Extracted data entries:
┌──
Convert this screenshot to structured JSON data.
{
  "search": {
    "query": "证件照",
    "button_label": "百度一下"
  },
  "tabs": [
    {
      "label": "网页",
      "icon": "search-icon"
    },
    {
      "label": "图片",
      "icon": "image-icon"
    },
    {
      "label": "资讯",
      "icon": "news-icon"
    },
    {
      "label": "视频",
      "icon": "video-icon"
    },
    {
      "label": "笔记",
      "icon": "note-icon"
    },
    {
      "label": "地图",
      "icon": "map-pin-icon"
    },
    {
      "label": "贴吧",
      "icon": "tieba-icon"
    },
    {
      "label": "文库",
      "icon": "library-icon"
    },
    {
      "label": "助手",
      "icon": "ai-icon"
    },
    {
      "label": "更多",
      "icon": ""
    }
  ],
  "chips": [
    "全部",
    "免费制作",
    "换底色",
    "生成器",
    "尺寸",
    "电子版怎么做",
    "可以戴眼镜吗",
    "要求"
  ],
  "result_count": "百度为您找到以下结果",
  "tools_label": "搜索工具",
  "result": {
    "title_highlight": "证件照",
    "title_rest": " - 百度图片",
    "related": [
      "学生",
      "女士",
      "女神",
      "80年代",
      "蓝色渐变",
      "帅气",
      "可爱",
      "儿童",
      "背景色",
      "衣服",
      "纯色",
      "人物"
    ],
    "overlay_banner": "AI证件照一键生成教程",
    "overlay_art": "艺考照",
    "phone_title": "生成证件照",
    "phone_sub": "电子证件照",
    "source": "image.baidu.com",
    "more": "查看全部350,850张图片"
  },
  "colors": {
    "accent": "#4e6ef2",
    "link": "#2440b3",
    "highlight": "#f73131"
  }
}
└──
Make an exact copy of every line in the data.

Convert this screenshot to structured JSON data.
{
  "search": {
    "query": "证件照",
    "button_label": "百度一下"
  },
  "tabs": [
    {
      "label": "网页",
      "icon": "search-icon"
    },
    {
      "label": "图片",
      "icon": "image-icon"
    },
    {
      "label": "资讯",
      "icon": "news-icon"
    },
    {
      "label": "视频",
      "icon": "video-icon"
    },
    {
      "label": "笔记",
      "icon": "note-icon"
    },
    {
      "label": "地图",
      "icon": "map-pin-icon"
    },
    {
      "label": "贴吧",
      "icon": "tieba-icon"
    },
    {
      "label": "文库",
      "icon": "library-icon"
    },
    {
      "label": "助手",
      "icon": "ai-icon"
    },
    {
      "label": "更多",
      "icon": ""
    }
  ],
  "chips": [
    "全部",
    "免费制作",
    "换底色",
    "生成器",
    "尺寸",
    "电子版怎么做",
    "可以戴眼镜吗",
    "要求"
  ],
  "result_count": "百度为您找到以下结果",
  "tools_label": "搜索工具",
  "result": {
    "title_highlight": "证件照",
    "title_rest": " - 百度图片",
    "related": [
      "学生",
      "女士",
      "女神",
      "80年代",
      "蓝色渐变",
      "帅气",
      "可爱",
      "儿童",
      "背景色",
      "衣服",
      "纯色",
      "人物"
    ],
    "overlay_banner": "AI证件照一键生成教程",
    "overlay_art": "艺考照",
    "phone_title": "生成证件照",
    "phone_sub": "电子证件照",
    "source": "image.baidu.com",
    "more": "查看全部350,850张图片"
  },
  "colors": {
    "accent": "#4e6ef2",
    "link": "#2440b3",
    "highlight": "#f73131"
  }
}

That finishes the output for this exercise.